* **TO DO**: Copy out the listing that follows, exact in every word, and skip the images.

* **THE INPUT**:
__________________________________________________

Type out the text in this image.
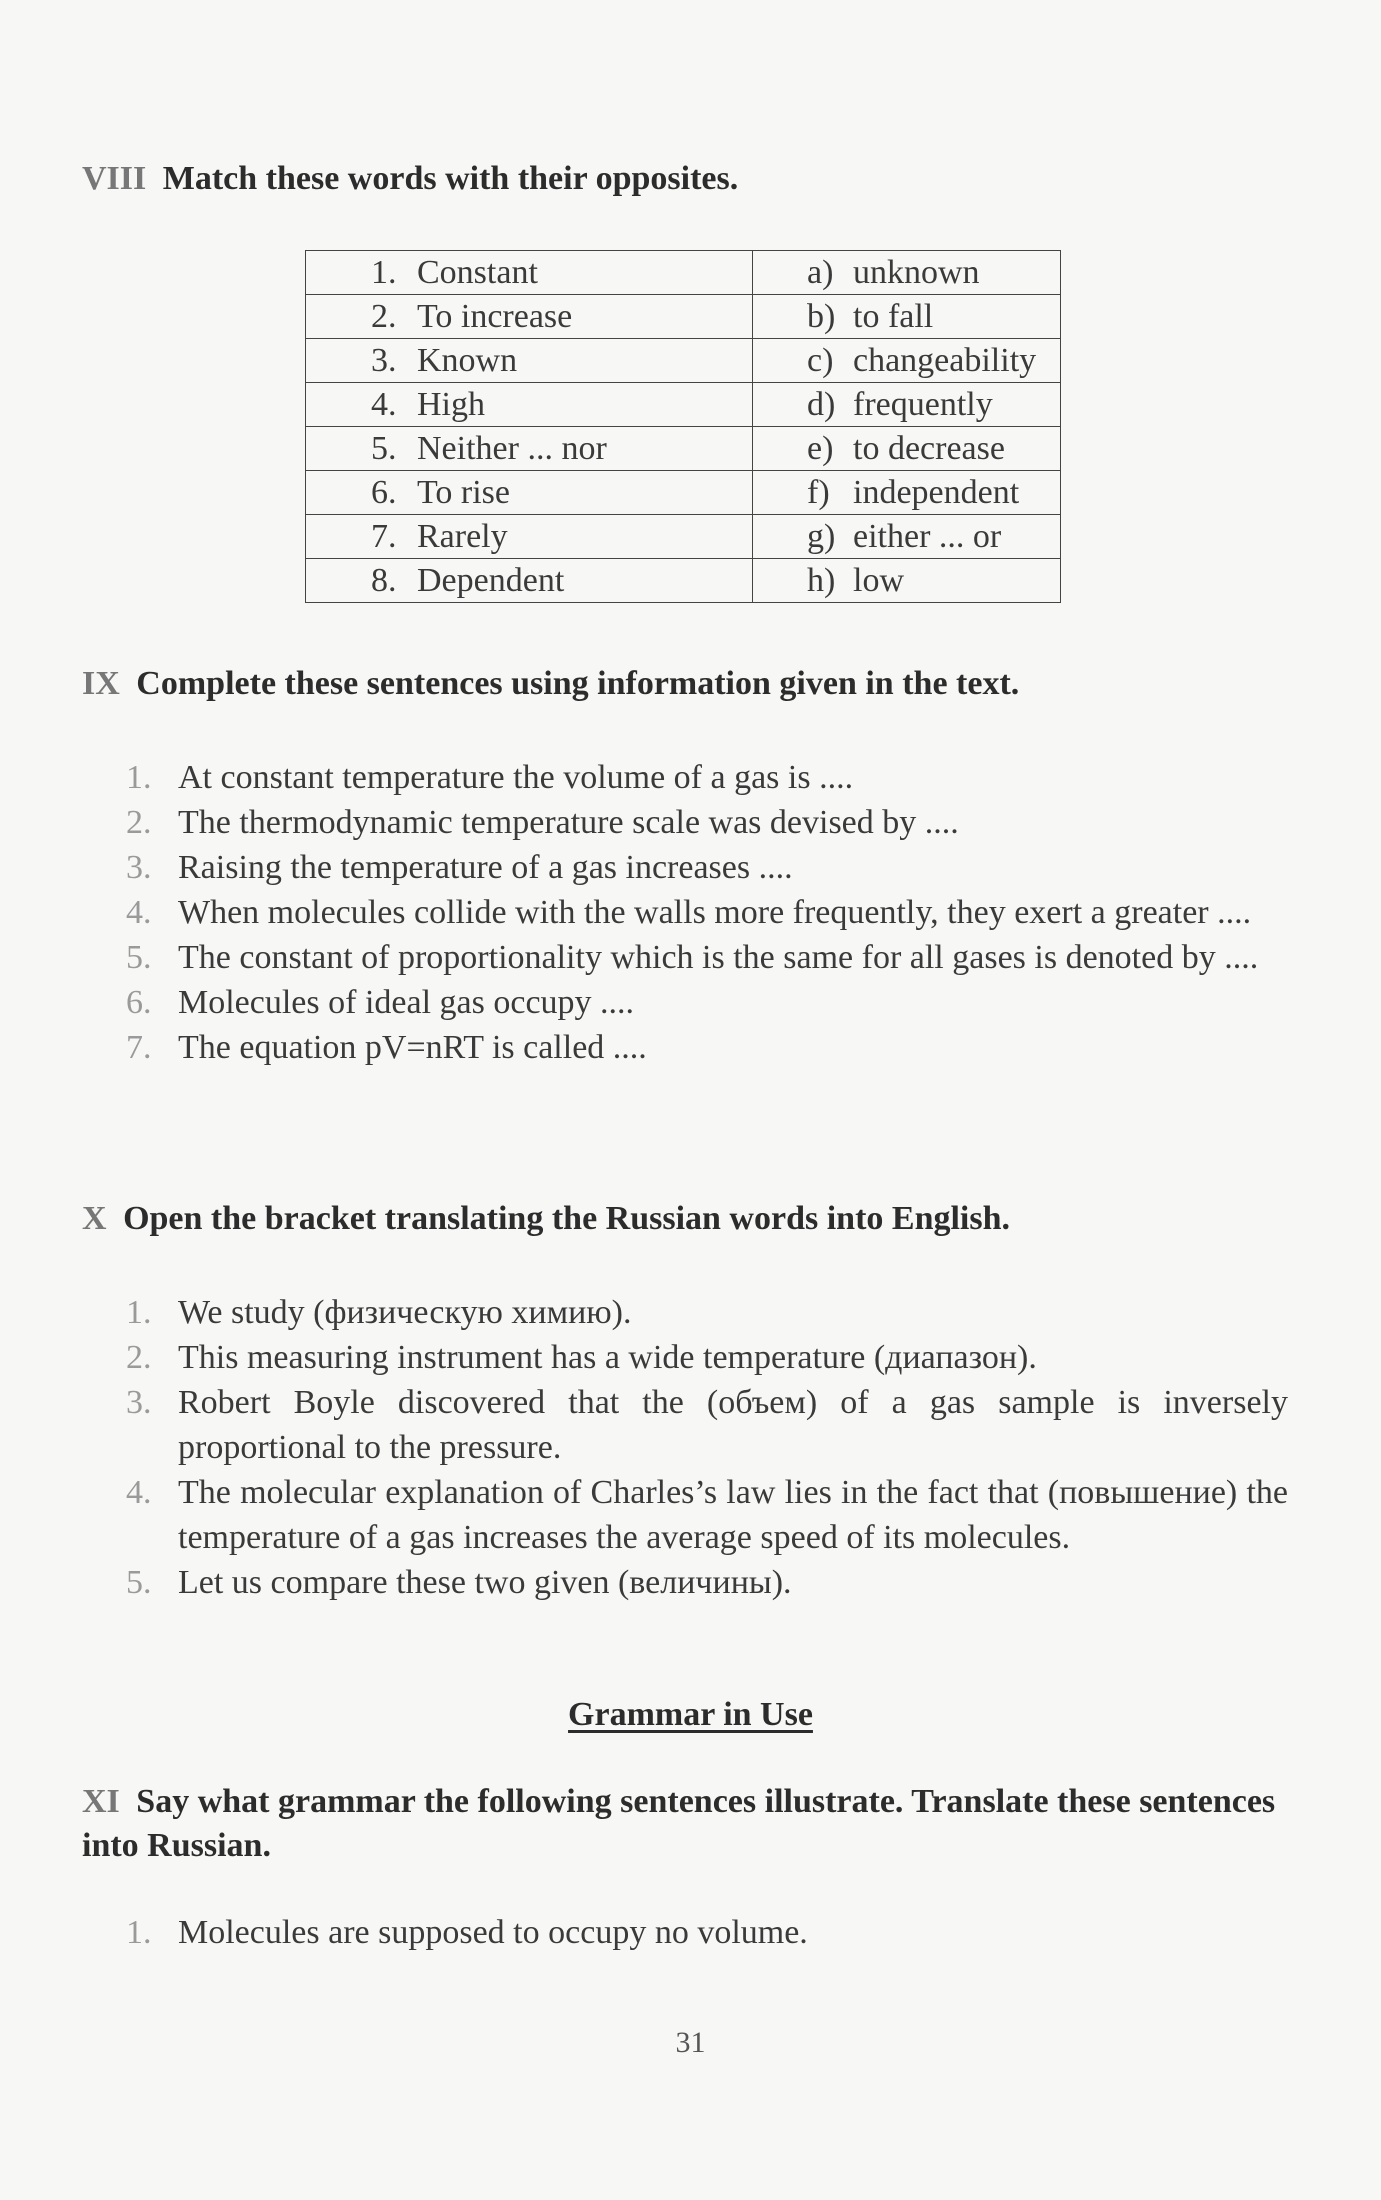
VIII Match these words with their opposites.
1. Constant	a) unknown
2. To increase	b) to fall
3. Known	c) changeability
4. High	d) frequently
5. Neither ... nor	e) to decrease
6. To rise	f) independent
7. Rarely	g) either ... or
8. Dependent	h) low
IX Complete these sentences using information given in the text.
1. At constant temperature the volume of a gas is ....
2. The thermodynamic temperature scale was devised by ....
3. Raising the temperature of a gas increases ....
4. When molecules collide with the walls more frequently, they exert a greater ....
5. The constant of proportionality which is the same for all gases is denoted by ....
6. Molecules of ideal gas occupy ....
7. The equation pV=nRT is called ....
X Open the bracket translating the Russian words into English.
1. We study (физическую химию).
2. This measuring instrument has a wide temperature (диапазон).
3. Robert Boyle discovered that the (объем) of a gas sample is inversely proportional to the pressure.
4. The molecular explanation of Charles’s law lies in the fact that (повышение) the temperature of a gas increases the average speed of its molecules.
5. Let us compare these two given (величины).
Grammar in Use
XI Say what grammar the following sentences illustrate. Translate these sentences into Russian.
1. Molecules are supposed to occupy no volume.
31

__________________________________________________

* **ANSWER**:
Type out the text in this image.
VIII Match these words with their opposites.
1. Constant	a) unknown
2. To increase	b) to fall
3. Known	c) changeability
4. High	d) frequently
5. Neither ... nor	e) to decrease
6. To rise	f) independent
7. Rarely	g) either ... or
8. Dependent	h) low
IX Complete these sentences using information given in the text.
1. At constant temperature the volume of a gas is ....
2. The thermodynamic temperature scale was devised by ....
3. Raising the temperature of a gas increases ....
4. When molecules collide with the walls more frequently, they exert a greater ....
5. The constant of proportionality which is the same for all gases is denoted by ....
6. Molecules of ideal gas occupy ....
7. The equation pV=nRT is called ....
X Open the bracket translating the Russian words into English.
1. We study (физическую химию).
2. This measuring instrument has a wide temperature (диапазон).
3. Robert Boyle discovered that the (объем) of a gas sample is inversely proportional to the pressure.
4. The molecular explanation of Charles’s law lies in the fact that (повышение) the temperature of a gas increases the average speed of its molecules.
5. Let us compare these two given (величины).
Grammar in Use
XI Say what grammar the following sentences illustrate. Translate these sentences into Russian.
1. Molecules are supposed to occupy no volume.
31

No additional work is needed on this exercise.